塗り絵
塗り絵(ぬりえ)とは、輪郭だけ描かれた図形や模様の中に、色を塗りわけて楽しむ玩具(知育玩具)である。
概要
[編集]本として製本されたものやスケッチブック状に綴られたもののほか、一枚ものの紙(画用紙など)のものも見られ、クレヨンや色鉛筆、マーカーやペン、絵具など、任意の画材で図柄を着色して楽しむために用いられる。
従来は子ども(特に幼児)向けのものとされていたが、高齢者の認知症予防やデイケアなどでも多く使われている。これは、指先を使ってある程度細かい作業を行い、また、何色を使うか考える必要があることなどから、リハビリや脳への刺激になるとされるためである。
2005年頃からは「大人の塗り絵」または「コロリアージュ」(フランス語で「塗り絵」)と呼ばれる成人向け商品も多くみられる[1]。単純作業への集中によって自律神経を整える効果やストレス発散作用などがうたわれた[2] ことや、絵心がなくても手軽に見栄えのする絵ができるなどことから、新しい趣味として人気となり、水彩色鉛筆の使用など、より高度な技法を必要とするものも登場している。
子ども向けの塗り絵は、漫画チックに簡略化された風景や動植物、マンガやテレビ番組の人気キャラクターなどを太めの線で描いたものがほとんどであるが、大人向けは、浮世絵や世界の名画、緻密な動植物画や風景画、各種紋様などの図柄が、灰色やセピア色などの細い線で描かれている場合が多い(着色後に塗り分け線が目立たないようにするため)。 キャラクターものの塗り絵には専門のコレクターも存在する。
塗り絵用の線画は、いわゆる「塗り絵本」を購入するほか、インターネットからPDFファイルなどの形でダウンロードすることで入手できる。また、イベント告知の折り込みチラシ等に、主として子供向けの塗り絵が掲載される場合があり、その際はイベント来場(来店)時の粗品引き替え券の役割を兼ねることもある。
従来は紙の上に印刷された媒体のみであったが、2000年代以降の塗り絵人気により、携帯型ゲーム機を含む家庭用ゲーム機で楽しむゲームソフトや、ファイル形式で配付される塗り絵をパソコンの描画ソフトを使って塗るものなども登場している。
塗り絵の教育的評価
[編集]- 肯定的評価
- 色彩感覚を育てるとともに、枠に収めて描こうとすることにより運筆力を育てる。
- 否定的評価
- 絵を大人の枠に嵌めてしまい、表現力や独創性が育つのを阻む。
ただ幼児向けの塗り絵を幼児に与えて自由に塗らせると、大抵は予想だにしなかった大胆な色彩で、元のキャラクターが判別不能なほどに塗り潰されたりといった傾向が見られる。また幼児はお絵かきを好む傾向があり、親子間における一種のコミュニケーションツールとしても利用が可能である。

+++++

記述問題 1 - 塗り絵についての文章のうち、「従来は紙の上に印刷された媒体」から「ルとしても利用が可能である。」までをすべて、一字一句そのまま書き写しなさい。
記述問題 2 - 塗り絵についての文章で、大人向けの塗り絵の図柄として挙げられているものを、すべて書き出しなさい。
記述問題 3 - 塗り絵についての文章によると、大人向けの塗り絵の図柄が灰色やセピア色などの細い線で描かれることが多いのはなぜか。

+++++

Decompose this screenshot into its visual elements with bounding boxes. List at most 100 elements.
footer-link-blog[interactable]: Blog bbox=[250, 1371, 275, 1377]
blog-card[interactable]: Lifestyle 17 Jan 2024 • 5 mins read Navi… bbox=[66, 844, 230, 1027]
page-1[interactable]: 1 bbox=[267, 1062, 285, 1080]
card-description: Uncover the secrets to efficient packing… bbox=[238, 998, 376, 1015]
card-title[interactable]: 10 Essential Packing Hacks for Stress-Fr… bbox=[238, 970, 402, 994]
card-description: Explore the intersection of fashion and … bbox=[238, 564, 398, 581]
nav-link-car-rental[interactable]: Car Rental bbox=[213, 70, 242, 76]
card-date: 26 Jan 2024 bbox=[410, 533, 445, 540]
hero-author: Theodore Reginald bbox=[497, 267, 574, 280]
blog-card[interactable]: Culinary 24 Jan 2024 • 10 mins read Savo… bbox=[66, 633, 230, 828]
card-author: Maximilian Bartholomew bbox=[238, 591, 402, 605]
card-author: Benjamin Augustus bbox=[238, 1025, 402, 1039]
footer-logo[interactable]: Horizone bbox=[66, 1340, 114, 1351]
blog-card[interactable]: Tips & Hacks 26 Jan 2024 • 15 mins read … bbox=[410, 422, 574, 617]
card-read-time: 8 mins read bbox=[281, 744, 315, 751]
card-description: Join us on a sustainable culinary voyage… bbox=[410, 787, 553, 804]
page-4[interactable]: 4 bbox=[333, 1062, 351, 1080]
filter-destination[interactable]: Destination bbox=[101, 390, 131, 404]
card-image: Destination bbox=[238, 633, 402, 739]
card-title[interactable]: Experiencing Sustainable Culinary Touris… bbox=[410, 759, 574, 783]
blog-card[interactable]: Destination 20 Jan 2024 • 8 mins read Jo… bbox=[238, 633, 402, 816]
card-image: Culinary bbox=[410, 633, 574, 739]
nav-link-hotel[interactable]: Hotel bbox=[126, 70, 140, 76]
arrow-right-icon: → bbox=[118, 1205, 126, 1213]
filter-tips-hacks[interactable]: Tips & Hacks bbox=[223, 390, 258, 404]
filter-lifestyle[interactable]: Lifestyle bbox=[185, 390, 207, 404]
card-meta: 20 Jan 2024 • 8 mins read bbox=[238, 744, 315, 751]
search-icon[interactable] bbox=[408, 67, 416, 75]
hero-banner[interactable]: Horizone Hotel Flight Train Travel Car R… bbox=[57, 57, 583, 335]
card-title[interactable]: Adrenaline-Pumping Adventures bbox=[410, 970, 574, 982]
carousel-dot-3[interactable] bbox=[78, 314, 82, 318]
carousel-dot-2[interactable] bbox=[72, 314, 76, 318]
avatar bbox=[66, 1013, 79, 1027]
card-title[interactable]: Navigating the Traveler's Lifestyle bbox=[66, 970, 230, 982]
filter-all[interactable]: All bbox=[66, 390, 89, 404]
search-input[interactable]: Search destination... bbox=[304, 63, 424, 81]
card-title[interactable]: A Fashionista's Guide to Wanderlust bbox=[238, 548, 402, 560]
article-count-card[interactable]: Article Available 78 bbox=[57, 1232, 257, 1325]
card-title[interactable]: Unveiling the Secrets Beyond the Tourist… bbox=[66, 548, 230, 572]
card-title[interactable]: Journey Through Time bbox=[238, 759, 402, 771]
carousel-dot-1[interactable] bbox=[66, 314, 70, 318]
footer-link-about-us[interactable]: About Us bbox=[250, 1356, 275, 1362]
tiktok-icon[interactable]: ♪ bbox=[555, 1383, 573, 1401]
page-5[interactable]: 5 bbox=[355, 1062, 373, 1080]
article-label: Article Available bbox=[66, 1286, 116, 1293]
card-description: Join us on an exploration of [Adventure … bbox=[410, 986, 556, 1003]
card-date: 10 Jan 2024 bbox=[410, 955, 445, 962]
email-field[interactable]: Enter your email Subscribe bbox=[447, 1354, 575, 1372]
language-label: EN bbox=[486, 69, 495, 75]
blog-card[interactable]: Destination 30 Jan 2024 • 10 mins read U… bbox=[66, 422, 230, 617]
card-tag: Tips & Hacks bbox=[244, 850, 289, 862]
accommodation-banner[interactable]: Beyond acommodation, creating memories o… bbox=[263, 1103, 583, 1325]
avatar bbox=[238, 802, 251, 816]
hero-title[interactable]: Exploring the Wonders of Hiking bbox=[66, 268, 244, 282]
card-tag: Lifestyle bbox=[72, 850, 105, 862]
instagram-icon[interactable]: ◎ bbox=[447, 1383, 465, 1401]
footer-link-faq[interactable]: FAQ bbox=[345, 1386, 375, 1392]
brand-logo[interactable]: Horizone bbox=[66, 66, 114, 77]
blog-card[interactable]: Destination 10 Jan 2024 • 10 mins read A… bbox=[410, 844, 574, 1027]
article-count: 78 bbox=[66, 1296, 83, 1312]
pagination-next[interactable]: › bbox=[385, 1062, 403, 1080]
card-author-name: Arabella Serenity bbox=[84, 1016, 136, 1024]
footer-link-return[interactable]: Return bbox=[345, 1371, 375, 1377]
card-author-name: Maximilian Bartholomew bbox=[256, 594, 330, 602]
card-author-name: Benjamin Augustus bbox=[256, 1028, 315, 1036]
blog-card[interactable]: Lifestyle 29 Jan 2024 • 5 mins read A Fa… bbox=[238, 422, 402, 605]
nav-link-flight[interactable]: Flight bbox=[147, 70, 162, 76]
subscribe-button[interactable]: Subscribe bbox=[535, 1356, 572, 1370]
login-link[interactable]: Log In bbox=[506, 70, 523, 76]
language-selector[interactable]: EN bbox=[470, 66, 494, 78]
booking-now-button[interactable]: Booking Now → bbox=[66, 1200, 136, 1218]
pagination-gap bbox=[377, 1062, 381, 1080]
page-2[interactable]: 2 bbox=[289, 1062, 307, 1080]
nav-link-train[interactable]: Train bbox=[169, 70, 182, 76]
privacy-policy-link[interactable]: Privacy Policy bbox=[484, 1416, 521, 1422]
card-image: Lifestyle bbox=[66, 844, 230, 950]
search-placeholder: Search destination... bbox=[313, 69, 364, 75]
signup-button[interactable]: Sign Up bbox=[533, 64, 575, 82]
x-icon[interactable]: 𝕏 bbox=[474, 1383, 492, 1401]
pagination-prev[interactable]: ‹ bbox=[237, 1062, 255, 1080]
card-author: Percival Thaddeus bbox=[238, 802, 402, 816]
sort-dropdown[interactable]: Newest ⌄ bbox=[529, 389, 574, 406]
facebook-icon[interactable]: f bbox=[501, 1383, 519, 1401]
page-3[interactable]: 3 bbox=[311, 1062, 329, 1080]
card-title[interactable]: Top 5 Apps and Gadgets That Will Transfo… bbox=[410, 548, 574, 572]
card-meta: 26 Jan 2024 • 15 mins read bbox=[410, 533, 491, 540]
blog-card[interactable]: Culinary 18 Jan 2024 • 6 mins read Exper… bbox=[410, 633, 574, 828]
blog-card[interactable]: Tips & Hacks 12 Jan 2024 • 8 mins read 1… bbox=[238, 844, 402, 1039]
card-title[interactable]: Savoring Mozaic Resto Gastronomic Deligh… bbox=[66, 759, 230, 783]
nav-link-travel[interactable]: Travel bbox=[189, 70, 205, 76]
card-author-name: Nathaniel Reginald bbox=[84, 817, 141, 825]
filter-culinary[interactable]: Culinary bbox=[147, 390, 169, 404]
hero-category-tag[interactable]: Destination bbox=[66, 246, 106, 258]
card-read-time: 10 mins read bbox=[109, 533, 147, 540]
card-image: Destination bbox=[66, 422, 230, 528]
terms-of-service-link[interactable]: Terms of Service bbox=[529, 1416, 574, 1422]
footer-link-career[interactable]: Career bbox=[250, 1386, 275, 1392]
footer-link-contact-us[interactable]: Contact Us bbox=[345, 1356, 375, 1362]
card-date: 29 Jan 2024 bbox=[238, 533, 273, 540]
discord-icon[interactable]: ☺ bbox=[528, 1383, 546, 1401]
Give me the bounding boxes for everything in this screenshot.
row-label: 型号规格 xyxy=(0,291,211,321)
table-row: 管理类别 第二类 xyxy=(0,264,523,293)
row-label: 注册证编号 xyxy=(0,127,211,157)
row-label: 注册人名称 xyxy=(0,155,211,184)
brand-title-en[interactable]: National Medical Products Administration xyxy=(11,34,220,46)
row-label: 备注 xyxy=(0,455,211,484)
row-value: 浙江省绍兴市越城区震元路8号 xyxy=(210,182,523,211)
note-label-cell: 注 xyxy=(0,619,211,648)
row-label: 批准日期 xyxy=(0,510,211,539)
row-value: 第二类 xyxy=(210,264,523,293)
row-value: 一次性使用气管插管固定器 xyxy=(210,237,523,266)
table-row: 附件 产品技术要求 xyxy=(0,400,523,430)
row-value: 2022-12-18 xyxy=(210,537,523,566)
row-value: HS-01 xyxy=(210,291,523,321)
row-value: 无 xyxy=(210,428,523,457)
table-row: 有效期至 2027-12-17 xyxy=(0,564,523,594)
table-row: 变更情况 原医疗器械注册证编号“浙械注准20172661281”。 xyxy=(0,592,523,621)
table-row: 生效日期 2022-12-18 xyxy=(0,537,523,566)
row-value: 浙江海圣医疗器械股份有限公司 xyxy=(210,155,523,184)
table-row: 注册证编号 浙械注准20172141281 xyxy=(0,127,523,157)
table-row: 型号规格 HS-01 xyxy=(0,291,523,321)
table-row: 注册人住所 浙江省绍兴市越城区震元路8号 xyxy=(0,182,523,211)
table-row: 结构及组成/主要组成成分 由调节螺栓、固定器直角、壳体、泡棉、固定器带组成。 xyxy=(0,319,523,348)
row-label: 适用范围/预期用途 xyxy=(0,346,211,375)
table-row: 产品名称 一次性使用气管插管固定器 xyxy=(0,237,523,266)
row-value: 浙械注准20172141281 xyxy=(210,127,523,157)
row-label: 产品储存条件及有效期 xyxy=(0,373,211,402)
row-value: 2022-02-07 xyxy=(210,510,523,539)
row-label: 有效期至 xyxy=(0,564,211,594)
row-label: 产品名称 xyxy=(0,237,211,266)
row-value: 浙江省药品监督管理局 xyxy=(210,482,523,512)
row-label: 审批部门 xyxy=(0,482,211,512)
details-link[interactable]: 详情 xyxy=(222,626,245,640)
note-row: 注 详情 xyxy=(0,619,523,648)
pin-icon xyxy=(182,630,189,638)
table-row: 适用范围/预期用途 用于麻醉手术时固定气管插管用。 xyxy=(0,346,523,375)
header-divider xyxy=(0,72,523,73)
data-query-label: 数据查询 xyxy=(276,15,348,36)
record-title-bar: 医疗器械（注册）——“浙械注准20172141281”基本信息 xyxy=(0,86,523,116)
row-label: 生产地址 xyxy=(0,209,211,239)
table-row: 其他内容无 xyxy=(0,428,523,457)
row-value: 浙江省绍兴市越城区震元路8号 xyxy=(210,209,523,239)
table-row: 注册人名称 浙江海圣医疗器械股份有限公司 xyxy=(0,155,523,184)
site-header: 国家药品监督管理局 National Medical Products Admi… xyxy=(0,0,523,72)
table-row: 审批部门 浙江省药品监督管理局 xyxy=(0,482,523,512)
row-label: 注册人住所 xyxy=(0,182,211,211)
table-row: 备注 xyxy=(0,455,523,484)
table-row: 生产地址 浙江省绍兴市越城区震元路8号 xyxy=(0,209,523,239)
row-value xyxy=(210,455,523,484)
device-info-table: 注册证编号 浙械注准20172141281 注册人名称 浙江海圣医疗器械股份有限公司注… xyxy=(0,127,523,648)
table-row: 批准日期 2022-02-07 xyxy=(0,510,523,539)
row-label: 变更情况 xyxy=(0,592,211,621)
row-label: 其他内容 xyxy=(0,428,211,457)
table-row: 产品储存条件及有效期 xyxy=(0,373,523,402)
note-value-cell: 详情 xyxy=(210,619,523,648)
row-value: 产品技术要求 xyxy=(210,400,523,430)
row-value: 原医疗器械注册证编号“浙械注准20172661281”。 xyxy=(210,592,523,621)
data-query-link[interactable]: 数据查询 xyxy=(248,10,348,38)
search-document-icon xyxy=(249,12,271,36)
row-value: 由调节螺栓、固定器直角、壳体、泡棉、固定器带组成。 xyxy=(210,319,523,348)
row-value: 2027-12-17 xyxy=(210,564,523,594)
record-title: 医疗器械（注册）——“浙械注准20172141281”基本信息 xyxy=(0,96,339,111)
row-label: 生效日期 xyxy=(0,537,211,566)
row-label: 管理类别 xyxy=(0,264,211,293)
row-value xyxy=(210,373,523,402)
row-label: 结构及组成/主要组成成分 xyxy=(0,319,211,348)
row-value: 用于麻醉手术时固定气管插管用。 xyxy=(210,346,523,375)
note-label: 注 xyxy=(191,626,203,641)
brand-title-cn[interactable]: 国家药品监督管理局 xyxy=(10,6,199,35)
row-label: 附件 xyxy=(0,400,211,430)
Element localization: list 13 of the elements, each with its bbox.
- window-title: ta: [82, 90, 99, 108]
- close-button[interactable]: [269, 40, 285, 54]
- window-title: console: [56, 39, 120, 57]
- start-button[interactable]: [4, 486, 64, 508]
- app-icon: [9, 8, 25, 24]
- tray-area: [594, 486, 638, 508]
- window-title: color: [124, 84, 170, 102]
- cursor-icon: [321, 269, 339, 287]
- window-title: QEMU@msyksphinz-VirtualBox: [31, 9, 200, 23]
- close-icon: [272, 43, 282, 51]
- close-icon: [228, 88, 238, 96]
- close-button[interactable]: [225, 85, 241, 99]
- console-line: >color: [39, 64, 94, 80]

+++++

最終解答 1 -
従来は紙の上に印刷された媒体のみであったが、2000年代以降の塗り絵人気により、携帯型ゲーム機を含む家庭用ゲーム機で楽しむゲームソフトや、ファイル形式で配付される塗り絵をパソコンの描画ソフトを使って塗るものなども登場している。
塗り絵の教育的評価
[編集]- 肯定的評価
- 色彩感覚を育てるとともに、枠に収めて描こうとすることにより運筆力を育てる。
- 否定的評価
- 絵を大人の枠に嵌めてしまい、表現力や独創性が育つのを阻む。
ただ幼児向けの塗り絵を幼児に与えて自由に塗らせると、大抵は予想だにしなかった大胆な色彩で、元のキャラクターが判別不能なほどに塗り潰されたりといった傾向が見られる。また幼児はお絵かきを好む傾向があり、親子間における一種のコミュニケーションツールとしても利用が可能である。

最終解答 2 - 浮世絵、世界の名画、緻密な動植物画、風景画、各種紋様

最終解答 3 - 着色後に塗り分け線が目立たないようにするため。